Work instructions
Collect every line in the records below that contains the string "tick", treating uppercase and lowercase letters as different.

Start of Entries supplied

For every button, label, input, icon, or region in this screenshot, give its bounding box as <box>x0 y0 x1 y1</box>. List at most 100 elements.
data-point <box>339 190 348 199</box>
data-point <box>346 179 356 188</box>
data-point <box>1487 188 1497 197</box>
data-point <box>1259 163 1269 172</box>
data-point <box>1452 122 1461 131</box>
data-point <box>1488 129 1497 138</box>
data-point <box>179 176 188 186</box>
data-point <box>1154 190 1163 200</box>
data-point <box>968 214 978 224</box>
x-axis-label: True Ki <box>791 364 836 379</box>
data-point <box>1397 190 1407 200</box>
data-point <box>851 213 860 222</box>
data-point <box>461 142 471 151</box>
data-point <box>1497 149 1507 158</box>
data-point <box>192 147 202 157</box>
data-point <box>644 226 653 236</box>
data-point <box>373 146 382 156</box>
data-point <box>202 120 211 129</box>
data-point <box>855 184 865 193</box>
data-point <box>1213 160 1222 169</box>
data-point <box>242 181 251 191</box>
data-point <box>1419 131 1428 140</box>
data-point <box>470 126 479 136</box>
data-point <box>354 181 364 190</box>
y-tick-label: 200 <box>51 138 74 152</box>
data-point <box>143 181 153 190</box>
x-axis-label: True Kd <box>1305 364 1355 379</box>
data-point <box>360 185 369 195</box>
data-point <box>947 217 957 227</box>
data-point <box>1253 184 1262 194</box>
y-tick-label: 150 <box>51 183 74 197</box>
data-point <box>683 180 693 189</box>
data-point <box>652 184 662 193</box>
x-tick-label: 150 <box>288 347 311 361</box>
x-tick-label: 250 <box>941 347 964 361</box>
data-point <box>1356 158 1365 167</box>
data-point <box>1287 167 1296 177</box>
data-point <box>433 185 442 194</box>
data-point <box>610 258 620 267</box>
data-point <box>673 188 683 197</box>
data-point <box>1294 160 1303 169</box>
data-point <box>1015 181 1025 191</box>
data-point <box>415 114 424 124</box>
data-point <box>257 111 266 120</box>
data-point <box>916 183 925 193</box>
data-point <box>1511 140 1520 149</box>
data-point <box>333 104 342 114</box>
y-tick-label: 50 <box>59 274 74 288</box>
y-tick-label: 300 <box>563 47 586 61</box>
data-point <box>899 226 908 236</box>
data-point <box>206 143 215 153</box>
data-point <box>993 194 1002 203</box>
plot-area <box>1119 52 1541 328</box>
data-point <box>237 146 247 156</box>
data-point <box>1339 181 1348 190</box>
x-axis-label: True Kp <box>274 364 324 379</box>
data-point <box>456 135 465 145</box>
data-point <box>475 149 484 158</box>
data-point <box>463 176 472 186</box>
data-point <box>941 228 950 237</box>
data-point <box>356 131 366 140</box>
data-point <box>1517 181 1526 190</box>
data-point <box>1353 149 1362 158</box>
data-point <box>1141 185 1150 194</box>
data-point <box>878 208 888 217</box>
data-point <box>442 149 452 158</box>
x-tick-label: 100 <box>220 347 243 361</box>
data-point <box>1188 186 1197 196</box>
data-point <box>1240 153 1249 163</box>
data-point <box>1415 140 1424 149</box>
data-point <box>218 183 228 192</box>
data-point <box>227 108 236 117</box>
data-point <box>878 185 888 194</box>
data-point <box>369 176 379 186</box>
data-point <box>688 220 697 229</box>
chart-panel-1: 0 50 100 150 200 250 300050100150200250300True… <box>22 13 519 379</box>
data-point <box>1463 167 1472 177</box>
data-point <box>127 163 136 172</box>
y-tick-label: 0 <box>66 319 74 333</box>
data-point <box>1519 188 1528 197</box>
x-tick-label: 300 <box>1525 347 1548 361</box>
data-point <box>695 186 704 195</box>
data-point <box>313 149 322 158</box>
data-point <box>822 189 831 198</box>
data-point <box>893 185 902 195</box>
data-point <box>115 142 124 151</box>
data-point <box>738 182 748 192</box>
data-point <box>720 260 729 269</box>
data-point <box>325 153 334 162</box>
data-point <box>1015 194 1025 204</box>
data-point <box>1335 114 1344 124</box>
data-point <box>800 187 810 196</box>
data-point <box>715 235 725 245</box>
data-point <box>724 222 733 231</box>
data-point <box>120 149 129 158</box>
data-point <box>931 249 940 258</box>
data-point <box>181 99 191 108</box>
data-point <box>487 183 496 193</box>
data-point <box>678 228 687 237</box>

End of Entries supplied

Answer to this exercise
y-tick-label: 200 <box>51 138 74 152</box>
y-tick-label: 150 <box>51 183 74 197</box>
x-tick-label: 150 <box>288 347 311 361</box>
x-tick-label: 250 <box>941 347 964 361</box>
y-tick-label: 50 <box>59 274 74 288</box>
y-tick-label: 300 <box>563 47 586 61</box>
x-tick-label: 100 <box>220 347 243 361</box>
y-tick-label: 0 <box>66 319 74 333</box>
x-tick-label: 300 <box>1525 347 1548 361</box>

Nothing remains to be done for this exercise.